## Written instruction
Copy out each line of the listing that has the word "description" in it.
————————
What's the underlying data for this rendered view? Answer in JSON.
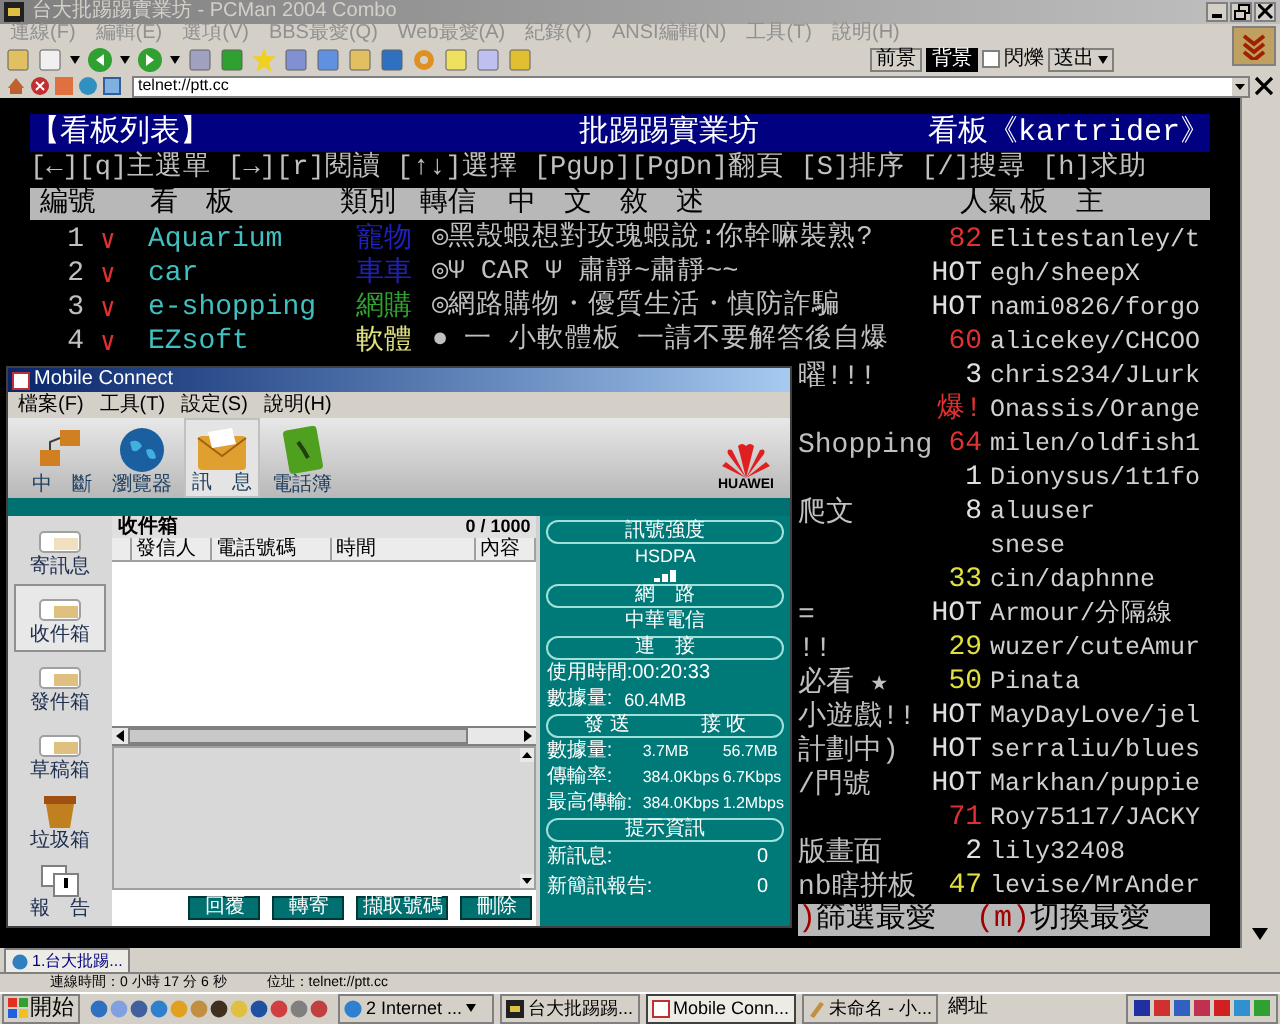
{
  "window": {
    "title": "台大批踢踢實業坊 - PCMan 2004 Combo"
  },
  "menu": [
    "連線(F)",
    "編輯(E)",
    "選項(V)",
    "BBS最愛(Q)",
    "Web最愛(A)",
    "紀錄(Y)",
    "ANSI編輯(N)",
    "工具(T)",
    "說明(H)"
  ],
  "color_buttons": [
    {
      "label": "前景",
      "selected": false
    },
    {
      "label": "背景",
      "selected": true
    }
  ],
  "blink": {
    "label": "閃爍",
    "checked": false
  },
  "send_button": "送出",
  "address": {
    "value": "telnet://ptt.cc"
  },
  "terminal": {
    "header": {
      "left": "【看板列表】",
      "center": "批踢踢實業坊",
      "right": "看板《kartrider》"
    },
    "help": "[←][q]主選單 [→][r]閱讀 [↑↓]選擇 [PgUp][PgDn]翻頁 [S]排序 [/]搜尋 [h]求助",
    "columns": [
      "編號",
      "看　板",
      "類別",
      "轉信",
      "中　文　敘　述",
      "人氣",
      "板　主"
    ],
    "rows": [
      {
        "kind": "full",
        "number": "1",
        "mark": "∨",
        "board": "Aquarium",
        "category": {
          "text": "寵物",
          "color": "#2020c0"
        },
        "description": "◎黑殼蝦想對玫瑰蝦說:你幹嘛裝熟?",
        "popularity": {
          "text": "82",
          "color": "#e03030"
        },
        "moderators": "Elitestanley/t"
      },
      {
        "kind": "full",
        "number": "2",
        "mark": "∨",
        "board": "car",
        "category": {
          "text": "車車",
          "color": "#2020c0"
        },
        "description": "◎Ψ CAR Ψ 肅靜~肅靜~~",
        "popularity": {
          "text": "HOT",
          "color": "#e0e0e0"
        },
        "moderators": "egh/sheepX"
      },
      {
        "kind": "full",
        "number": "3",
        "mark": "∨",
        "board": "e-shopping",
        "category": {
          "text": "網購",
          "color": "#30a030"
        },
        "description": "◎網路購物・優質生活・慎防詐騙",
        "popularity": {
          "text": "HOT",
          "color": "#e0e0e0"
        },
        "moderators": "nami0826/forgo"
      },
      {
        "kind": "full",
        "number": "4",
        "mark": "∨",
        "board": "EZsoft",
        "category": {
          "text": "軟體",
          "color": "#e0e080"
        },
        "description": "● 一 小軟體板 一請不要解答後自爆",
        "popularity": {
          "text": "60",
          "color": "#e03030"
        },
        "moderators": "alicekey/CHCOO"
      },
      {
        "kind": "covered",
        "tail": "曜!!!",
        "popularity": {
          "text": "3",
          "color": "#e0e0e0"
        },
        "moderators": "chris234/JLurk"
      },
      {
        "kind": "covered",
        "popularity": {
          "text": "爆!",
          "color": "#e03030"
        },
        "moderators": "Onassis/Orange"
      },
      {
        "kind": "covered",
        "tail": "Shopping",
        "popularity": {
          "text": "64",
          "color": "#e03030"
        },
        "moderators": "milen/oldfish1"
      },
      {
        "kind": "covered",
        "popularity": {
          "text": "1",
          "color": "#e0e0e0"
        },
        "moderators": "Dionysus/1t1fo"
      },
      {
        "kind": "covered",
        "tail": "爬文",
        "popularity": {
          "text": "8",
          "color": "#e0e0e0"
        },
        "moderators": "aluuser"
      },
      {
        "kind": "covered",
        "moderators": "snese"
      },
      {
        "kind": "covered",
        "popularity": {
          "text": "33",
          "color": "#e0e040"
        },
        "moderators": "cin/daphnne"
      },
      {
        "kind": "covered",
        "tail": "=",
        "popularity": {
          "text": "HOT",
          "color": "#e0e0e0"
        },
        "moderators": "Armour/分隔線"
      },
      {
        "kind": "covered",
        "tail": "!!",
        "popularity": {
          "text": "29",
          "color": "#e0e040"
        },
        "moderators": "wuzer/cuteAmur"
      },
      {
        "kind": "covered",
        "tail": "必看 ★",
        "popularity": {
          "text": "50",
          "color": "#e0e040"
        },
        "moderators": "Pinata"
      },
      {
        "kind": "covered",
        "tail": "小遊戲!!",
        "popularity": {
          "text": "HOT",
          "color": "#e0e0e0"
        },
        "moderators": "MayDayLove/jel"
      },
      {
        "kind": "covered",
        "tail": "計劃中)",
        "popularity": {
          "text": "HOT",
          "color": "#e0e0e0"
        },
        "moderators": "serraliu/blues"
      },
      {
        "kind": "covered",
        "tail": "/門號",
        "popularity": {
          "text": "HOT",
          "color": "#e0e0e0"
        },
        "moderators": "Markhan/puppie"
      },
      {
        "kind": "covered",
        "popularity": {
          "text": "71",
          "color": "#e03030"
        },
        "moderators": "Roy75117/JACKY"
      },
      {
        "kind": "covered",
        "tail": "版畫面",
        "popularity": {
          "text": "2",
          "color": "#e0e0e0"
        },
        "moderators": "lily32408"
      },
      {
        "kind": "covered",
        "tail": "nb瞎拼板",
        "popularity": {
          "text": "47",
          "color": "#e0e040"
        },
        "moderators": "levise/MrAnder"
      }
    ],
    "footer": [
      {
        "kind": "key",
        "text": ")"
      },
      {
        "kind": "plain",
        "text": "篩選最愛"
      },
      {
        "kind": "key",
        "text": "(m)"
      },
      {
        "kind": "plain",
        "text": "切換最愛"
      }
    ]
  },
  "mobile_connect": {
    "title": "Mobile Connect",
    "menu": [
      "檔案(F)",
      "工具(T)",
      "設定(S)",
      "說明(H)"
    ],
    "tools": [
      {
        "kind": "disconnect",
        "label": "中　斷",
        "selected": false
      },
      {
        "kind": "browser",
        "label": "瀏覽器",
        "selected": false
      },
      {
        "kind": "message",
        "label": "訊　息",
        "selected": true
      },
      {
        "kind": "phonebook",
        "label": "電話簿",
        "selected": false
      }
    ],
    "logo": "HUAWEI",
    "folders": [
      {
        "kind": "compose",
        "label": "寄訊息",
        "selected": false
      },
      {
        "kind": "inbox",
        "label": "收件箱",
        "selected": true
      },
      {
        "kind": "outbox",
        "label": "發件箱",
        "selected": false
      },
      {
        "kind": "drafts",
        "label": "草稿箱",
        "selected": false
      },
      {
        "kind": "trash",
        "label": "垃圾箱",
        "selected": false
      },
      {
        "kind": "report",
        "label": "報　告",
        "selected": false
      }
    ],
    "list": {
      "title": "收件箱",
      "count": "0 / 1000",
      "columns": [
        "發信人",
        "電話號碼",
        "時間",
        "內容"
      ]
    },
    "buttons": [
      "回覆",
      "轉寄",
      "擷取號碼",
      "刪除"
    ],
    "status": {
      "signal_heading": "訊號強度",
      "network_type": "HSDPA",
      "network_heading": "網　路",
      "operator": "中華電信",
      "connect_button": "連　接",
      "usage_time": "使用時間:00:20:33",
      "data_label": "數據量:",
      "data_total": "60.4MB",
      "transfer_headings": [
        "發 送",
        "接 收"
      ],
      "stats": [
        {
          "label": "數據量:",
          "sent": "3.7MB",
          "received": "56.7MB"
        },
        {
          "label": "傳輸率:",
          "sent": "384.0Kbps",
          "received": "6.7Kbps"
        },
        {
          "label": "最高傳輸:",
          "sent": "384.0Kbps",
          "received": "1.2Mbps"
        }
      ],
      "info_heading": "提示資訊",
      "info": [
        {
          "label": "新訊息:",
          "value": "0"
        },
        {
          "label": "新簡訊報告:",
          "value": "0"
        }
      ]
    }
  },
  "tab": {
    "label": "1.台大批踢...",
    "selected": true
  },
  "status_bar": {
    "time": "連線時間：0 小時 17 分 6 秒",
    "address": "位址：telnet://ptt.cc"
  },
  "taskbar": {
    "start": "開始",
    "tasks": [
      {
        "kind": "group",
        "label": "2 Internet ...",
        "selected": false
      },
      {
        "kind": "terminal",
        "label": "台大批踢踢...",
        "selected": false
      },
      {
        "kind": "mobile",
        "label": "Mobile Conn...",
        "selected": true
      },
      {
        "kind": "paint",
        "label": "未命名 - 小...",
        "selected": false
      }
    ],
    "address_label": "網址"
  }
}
————————
## Task result
        "description": "◎黑殼蝦想對玫瑰蝦說:你幹嘛裝熟?",
        "description": "◎Ψ CAR Ψ 肅靜~肅靜~~",
        "description": "◎網路購物・優質生活・慎防詐騙",
        "description": "● 一 小軟體板 一請不要解答後自爆",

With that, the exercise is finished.